Set problem
Identify all lines in the data containing the string "регионального". Copy them out.

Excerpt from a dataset
↓↓↓
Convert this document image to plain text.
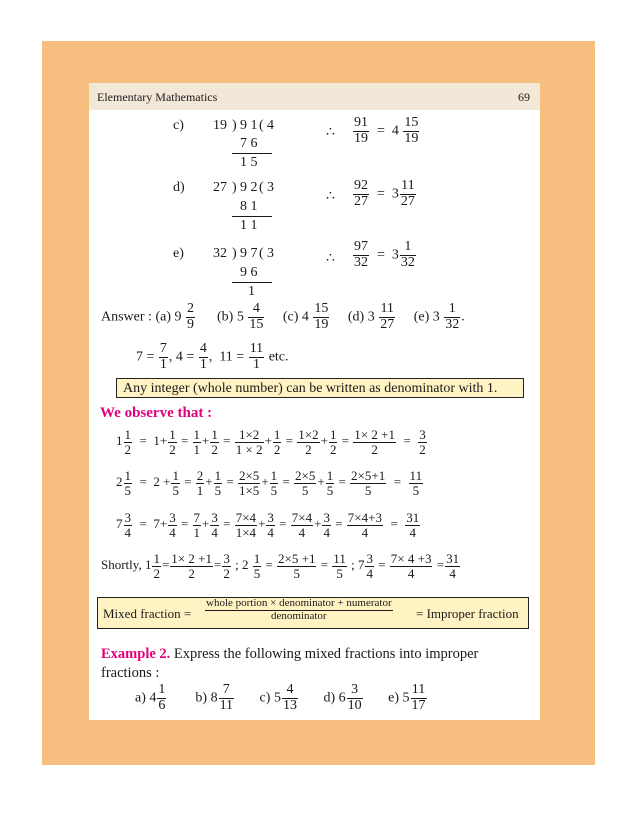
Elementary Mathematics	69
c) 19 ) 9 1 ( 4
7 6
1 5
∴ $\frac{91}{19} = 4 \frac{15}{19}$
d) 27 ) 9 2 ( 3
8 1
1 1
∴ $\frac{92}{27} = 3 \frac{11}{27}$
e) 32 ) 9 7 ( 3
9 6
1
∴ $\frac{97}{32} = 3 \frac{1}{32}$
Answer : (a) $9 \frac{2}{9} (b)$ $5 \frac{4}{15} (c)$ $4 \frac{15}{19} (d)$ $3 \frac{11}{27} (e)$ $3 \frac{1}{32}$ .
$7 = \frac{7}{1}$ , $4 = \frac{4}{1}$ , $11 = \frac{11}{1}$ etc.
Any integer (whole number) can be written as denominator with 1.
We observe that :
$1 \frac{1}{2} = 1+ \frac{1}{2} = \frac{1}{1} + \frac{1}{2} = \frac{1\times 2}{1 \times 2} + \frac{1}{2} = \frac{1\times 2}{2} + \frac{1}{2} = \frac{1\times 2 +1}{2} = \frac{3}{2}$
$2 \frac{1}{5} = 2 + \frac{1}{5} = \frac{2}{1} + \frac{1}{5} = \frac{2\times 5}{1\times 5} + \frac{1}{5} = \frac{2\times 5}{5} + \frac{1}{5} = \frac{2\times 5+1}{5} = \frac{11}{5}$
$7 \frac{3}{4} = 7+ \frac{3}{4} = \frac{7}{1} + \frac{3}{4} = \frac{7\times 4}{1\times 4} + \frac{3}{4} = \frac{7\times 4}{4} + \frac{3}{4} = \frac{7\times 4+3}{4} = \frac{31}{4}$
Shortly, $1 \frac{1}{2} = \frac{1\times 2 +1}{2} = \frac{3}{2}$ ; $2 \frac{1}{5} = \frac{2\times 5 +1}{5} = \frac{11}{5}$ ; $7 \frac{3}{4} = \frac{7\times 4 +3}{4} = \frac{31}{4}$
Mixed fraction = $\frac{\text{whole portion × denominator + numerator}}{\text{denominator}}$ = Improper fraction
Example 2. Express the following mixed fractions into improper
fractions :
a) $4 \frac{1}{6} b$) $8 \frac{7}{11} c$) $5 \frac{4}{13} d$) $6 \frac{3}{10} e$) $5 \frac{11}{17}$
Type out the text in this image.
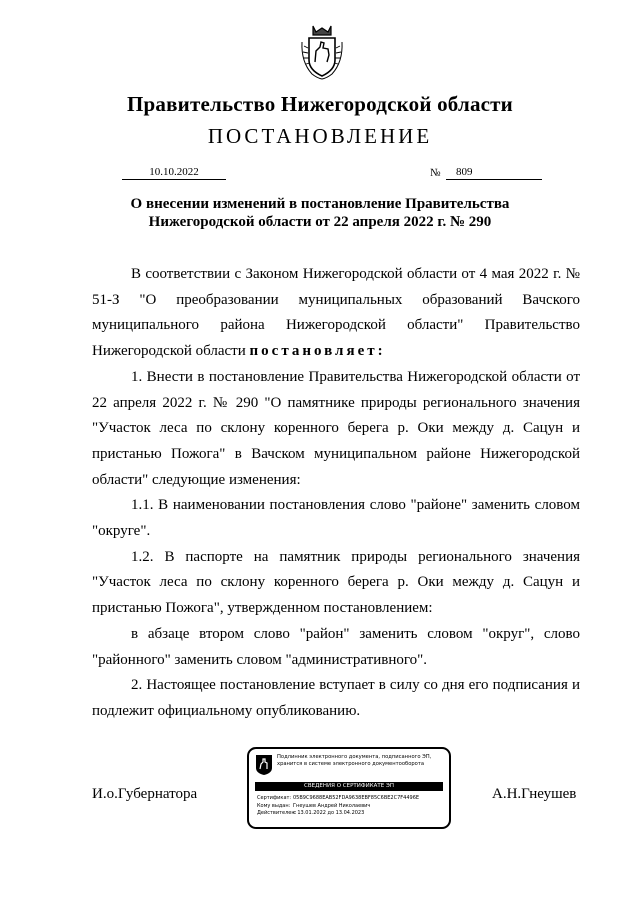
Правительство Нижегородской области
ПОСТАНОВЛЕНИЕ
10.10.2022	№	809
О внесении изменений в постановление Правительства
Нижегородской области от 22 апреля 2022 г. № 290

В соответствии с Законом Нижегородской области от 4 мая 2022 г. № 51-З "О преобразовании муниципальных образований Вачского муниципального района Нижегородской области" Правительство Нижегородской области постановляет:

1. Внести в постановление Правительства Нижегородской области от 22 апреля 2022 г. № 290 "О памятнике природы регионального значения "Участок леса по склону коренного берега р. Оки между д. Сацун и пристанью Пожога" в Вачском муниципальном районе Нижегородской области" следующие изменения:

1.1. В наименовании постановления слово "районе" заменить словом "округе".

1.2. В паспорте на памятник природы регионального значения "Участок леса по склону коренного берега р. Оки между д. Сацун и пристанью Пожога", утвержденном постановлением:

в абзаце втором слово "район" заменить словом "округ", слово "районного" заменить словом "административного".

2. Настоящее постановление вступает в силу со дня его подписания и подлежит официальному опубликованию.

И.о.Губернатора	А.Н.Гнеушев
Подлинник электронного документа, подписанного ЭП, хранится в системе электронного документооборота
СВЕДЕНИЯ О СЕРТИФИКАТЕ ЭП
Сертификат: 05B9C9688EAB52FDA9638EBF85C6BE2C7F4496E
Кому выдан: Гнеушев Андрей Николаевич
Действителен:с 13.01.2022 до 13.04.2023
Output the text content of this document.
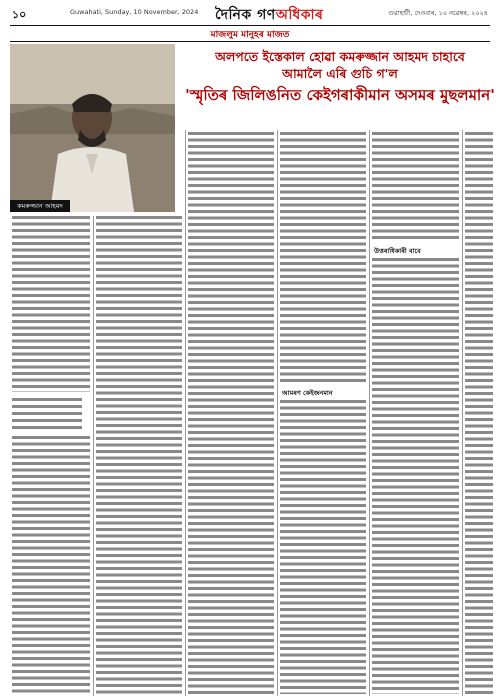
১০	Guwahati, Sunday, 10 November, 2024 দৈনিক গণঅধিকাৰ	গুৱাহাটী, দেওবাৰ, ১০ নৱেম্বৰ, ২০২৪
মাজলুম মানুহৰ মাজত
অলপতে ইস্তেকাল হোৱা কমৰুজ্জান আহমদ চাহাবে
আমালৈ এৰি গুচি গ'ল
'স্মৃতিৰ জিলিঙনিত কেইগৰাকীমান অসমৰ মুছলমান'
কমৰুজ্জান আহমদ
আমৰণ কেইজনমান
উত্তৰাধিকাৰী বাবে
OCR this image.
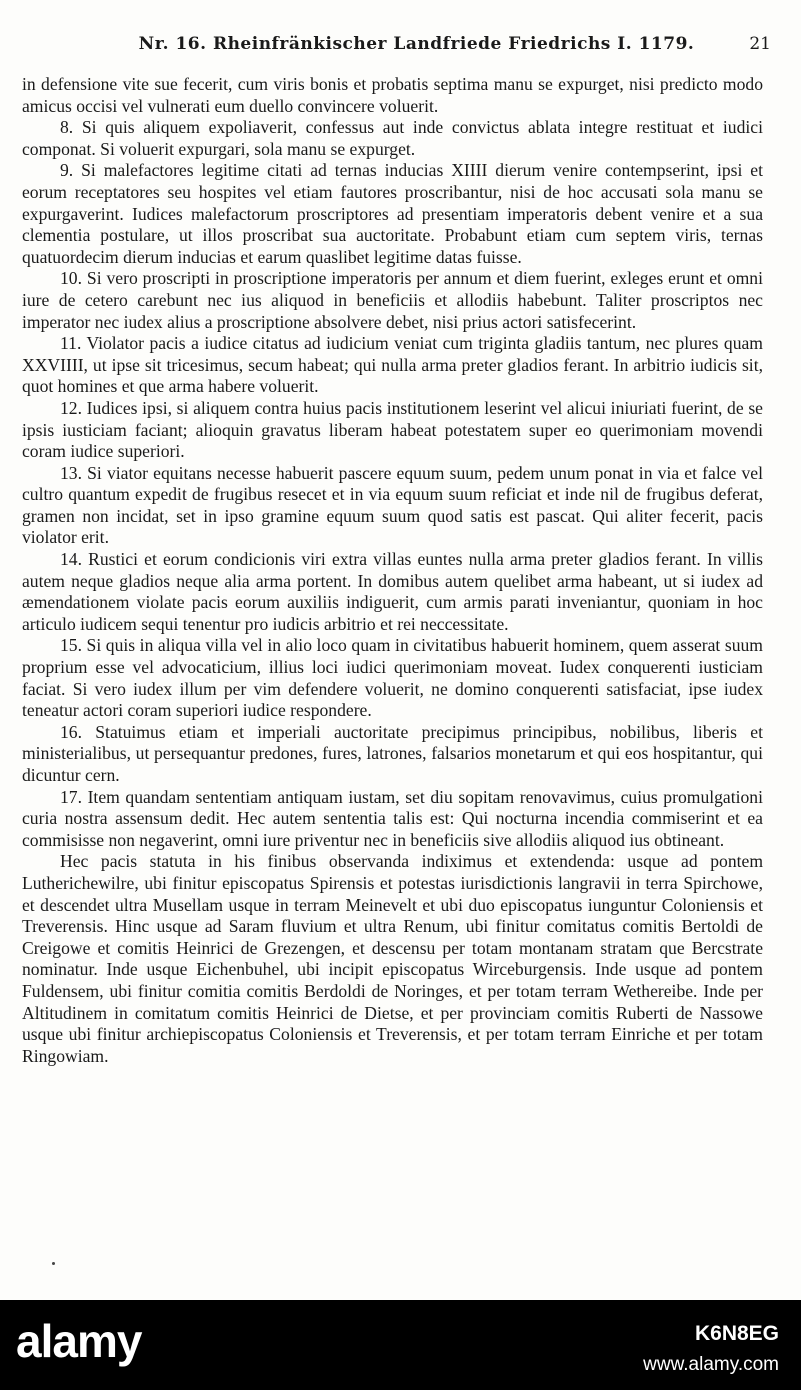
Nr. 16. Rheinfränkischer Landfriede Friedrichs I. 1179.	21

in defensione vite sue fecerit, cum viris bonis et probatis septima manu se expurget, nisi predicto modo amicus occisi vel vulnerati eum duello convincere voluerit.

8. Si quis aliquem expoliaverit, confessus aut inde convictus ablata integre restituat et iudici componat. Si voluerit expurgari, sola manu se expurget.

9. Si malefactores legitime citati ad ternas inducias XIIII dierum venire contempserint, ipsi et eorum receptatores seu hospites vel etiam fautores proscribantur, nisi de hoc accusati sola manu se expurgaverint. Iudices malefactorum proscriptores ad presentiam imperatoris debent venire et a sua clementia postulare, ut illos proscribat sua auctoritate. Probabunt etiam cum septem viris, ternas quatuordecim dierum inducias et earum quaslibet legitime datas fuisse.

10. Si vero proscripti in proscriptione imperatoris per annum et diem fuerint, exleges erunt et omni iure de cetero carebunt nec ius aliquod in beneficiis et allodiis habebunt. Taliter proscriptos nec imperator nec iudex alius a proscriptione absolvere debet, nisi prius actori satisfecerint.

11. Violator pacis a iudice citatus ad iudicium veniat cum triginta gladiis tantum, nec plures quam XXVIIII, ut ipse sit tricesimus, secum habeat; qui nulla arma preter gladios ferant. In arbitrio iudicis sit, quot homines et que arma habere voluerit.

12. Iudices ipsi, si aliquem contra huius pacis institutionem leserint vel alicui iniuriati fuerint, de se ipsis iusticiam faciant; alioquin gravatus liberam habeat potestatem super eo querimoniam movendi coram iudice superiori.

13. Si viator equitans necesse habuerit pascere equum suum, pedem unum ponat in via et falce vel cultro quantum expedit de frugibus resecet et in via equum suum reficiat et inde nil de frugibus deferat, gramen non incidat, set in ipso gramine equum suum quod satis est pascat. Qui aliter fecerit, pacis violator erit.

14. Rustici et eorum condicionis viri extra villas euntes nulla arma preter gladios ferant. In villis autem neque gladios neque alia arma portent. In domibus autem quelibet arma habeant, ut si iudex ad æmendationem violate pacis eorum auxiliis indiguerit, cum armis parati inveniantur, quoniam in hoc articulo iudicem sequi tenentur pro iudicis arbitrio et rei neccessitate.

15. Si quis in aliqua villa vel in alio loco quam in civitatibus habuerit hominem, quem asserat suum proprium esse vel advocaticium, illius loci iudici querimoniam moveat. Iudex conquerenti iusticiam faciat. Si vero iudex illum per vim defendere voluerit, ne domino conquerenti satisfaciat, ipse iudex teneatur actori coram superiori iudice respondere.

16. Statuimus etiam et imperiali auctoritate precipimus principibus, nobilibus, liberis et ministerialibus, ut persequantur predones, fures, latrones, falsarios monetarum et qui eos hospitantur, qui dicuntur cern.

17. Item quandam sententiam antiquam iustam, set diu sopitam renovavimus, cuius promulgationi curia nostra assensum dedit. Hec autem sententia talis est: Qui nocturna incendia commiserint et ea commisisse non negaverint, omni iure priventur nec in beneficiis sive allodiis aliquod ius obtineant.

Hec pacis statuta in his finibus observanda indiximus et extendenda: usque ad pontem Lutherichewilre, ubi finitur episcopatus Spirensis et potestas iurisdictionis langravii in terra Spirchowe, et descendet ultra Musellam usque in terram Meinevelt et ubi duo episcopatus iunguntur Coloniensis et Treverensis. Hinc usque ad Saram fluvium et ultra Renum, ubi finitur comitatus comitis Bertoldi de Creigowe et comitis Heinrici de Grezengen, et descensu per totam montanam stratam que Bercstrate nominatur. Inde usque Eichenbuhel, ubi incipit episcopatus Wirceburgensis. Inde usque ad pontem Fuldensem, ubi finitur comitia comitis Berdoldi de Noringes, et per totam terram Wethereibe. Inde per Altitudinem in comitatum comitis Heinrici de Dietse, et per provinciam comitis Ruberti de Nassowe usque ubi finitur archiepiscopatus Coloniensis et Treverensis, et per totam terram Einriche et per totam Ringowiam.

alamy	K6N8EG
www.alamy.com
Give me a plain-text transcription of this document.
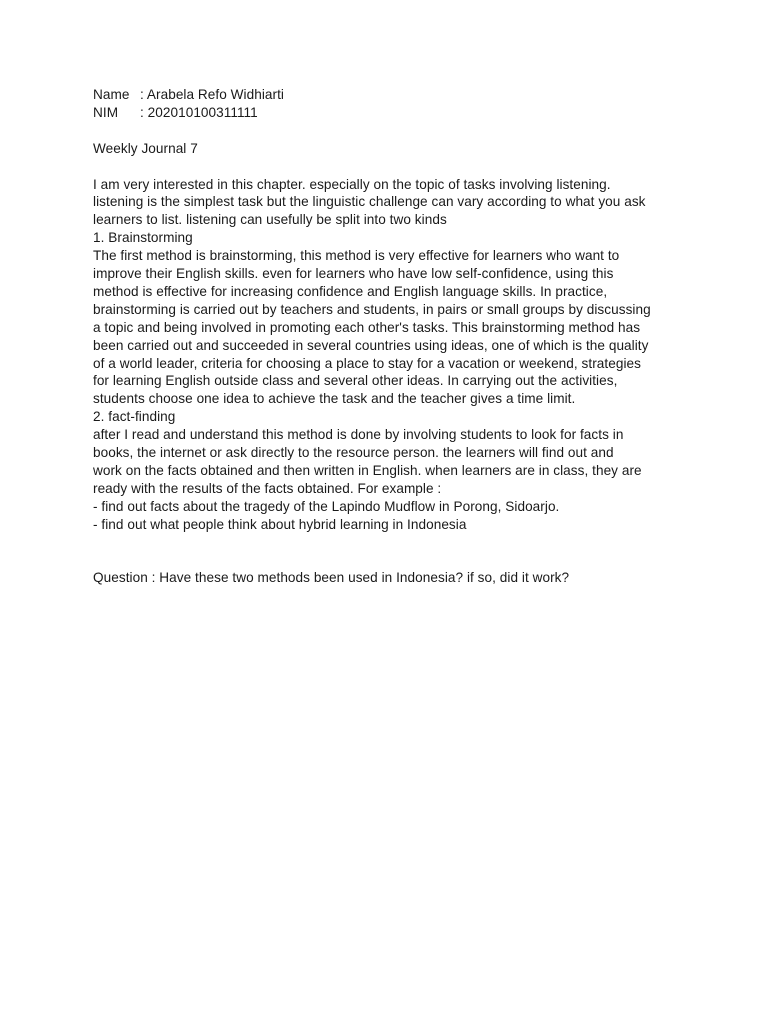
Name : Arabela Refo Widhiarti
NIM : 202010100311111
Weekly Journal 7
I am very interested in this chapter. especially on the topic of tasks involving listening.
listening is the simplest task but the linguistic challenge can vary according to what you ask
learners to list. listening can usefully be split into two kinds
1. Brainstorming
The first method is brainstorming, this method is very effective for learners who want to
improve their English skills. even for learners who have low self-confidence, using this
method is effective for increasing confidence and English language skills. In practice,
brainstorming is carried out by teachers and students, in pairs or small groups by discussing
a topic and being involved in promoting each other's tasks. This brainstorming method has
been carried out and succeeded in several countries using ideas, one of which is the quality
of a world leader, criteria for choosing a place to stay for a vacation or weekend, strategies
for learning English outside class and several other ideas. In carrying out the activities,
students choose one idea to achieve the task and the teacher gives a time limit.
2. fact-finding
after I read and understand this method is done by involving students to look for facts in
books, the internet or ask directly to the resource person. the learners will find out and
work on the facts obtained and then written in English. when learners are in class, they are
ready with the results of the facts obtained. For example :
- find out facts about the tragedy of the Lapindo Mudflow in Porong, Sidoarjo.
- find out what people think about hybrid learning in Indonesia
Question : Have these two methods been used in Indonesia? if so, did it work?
↑↑↑
Complete output
1. Внести в постановление Правительства Нижегородской области от 22 апреля 2022 г. № 290 "О памятнике природы регионального значения "Участок леса по склону коренного берега р. Оки между д. Сацун и пристанью Пожога" в Вачском муниципальном районе Нижегородской области" следующие изменения:
1.2. В паспорте на памятник природы регионального значения "Участок леса по склону коренного берега р. Оки между д. Сацун и пристанью Пожога", утвержденном постановлением:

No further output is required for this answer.